# [Kutipan Teks]
....................
Tuesday, March 01, 2011

Seribu Sujud Seribu Masjid

No. 252
Judul : Seribu Sujud Seribu Masjid
Penulis : Tandi Skober
Penerbit : Salsabila Kautsar Utama
Cetakan : I, November 2010
Tebal : 275 hlm

Jika membaca judulnya “Seribu Sujud Seribu Masjid” tentunya kita akan langsung menduga bahwa ini adalah novel bernuansa religi. Betul, tapi tak hanya itu saja karena dalam novel ini pembaca juga akan diajak masuk dalam nuansa politik, intrik, romantisme, dan humor yang dikemas sedemikian rupa sehingga menghasilkan sebuah novel religi yang tak hanya berisi dakwah saja namun memiliki latar kisah yang menarik untuk disimak hingga lembar terakhir novel ini.

Di bab-bab pertama novel ini penulis mengajak kita untuk kembali ke tahun 65 di wilayah Sekober, Indramayu, ketika gonjang-ganjing politik melanda seluruh negeri ini. Dikisahkan Kasdi dan Zum dibesarkan di daerah pesisir Sekober, Indramayu. Zum adalah anak gundik Bah Ceh Nong, tokoh PKI di Sekober. Kasdi adalah anak seorang seniman Tarling yang bernama Camang. Kedua anak itu bersahabat dengan akrab.
....................
# [Data yang Diberikan]
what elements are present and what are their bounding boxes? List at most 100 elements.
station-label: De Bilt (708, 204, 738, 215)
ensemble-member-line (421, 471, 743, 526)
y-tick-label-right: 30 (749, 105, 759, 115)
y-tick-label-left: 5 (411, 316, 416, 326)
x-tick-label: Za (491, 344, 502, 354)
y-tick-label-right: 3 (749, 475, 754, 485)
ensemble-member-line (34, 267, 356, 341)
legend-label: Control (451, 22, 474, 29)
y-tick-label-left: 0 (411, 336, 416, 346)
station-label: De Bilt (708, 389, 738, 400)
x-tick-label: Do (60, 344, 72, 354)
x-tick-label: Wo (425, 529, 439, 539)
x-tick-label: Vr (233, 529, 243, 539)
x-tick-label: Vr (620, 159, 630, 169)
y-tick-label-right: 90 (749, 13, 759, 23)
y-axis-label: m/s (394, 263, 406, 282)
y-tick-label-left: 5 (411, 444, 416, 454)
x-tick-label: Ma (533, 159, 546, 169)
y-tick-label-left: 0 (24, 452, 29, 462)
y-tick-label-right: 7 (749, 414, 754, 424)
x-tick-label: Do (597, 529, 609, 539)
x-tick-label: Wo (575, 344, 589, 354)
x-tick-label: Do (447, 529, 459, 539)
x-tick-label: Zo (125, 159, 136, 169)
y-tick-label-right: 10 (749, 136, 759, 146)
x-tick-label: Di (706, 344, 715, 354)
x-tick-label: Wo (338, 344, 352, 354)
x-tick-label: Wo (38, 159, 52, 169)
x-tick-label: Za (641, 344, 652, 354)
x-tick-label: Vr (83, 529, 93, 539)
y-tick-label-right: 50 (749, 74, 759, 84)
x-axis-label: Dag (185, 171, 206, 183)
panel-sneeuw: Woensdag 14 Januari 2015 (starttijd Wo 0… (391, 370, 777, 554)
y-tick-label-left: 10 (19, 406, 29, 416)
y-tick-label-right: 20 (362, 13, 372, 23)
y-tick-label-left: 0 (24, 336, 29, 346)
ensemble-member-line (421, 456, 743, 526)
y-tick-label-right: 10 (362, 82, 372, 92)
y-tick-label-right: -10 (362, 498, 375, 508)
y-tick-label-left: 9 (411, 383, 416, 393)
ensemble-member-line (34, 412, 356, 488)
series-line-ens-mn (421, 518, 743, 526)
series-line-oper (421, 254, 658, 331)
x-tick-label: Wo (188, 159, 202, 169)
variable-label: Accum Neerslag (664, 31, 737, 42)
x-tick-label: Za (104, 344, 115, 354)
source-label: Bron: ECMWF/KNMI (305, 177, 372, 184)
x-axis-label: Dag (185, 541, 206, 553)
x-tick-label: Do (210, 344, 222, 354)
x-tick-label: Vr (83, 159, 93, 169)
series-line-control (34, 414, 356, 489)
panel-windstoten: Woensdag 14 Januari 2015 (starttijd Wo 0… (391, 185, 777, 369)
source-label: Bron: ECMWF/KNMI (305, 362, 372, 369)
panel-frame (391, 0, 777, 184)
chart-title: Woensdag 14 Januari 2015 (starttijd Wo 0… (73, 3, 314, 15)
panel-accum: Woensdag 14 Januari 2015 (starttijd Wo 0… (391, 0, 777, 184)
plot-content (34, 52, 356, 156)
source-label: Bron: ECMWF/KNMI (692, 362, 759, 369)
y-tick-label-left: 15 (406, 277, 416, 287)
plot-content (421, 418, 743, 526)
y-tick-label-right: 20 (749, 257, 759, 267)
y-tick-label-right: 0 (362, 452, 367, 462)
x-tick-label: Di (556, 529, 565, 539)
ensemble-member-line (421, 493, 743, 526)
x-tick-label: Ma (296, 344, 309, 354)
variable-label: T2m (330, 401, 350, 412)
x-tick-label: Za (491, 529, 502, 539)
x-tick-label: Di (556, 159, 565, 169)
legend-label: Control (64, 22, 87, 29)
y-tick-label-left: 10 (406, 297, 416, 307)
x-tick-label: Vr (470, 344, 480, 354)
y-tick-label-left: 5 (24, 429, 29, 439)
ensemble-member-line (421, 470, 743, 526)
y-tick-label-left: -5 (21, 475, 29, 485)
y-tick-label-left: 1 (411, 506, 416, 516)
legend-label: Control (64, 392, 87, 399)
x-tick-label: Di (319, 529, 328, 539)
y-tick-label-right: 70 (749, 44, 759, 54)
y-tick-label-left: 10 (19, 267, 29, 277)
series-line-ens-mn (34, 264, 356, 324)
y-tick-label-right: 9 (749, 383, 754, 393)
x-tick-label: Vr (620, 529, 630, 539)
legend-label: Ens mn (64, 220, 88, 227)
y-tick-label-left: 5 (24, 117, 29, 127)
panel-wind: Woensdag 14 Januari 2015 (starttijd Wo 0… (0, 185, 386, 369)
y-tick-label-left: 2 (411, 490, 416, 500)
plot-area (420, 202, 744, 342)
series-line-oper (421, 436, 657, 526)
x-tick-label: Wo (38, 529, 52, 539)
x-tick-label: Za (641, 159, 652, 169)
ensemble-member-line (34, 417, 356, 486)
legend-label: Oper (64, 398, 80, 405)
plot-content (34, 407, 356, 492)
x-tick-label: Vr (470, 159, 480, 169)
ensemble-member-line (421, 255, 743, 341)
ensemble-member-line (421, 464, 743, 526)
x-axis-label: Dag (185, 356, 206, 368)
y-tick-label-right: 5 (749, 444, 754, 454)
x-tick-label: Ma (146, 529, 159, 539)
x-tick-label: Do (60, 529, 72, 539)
....................
# [Perintah 1]
Ubah bagian ulasan novel, mulai dari "Tuesday, March 01, 2011" terus sampai "terakhir novel ini.", dengan mengganti "pembaca" menjadi "penikmat buku".
# [Perintah 2]
Ringkas paragraf ulasan novel yang diawali "Di bab-bab pertama novel ini" menjadi daftar butir berisi fakta-fakta utamanya.
Daftar di atas sama sekali tidak berkaitan dengan ulasan novel.

# [Jawaban Benar 1]
Tuesday, March 01, 2011

Seribu Sujud Seribu Masjid

No. 252
Judul : Seribu Sujud Seribu Masjid
Penulis : Tandi Skober
Penerbit : Salsabila Kautsar Utama
Cetakan : I, November 2010
Tebal : 275 hlm

Jika membaca judulnya “Seribu Sujud Seribu Masjid” tentunya kita akan langsung menduga bahwa ini adalah novel bernuansa religi. Betul, tapi tak hanya itu saja karena dalam novel ini penikmat buku juga akan diajak masuk dalam nuansa politik, intrik, romantisme, dan humor yang dikemas sedemikian rupa sehingga menghasilkan sebuah novel religi yang tak hanya berisi dakwah saja namun memiliki latar kisah yang menarik untuk disimak hingga lembar terakhir novel ini.

# [Jawaban Benar 2]
- Bab-bab awal novel berlatar tahun 65 di Sekober, Indramayu, ketika gonjang-ganjing politik melanda seluruh negeri.
- Kasdi dan Zum dibesarkan di daerah pesisir Sekober, Indramayu.
- Zum adalah anak gundik Bah Ceh Nong, tokoh PKI di Sekober.
- Kasdi adalah anak Camang, seorang seniman Tarling.
- Kedua anak itu bersahabat akrab.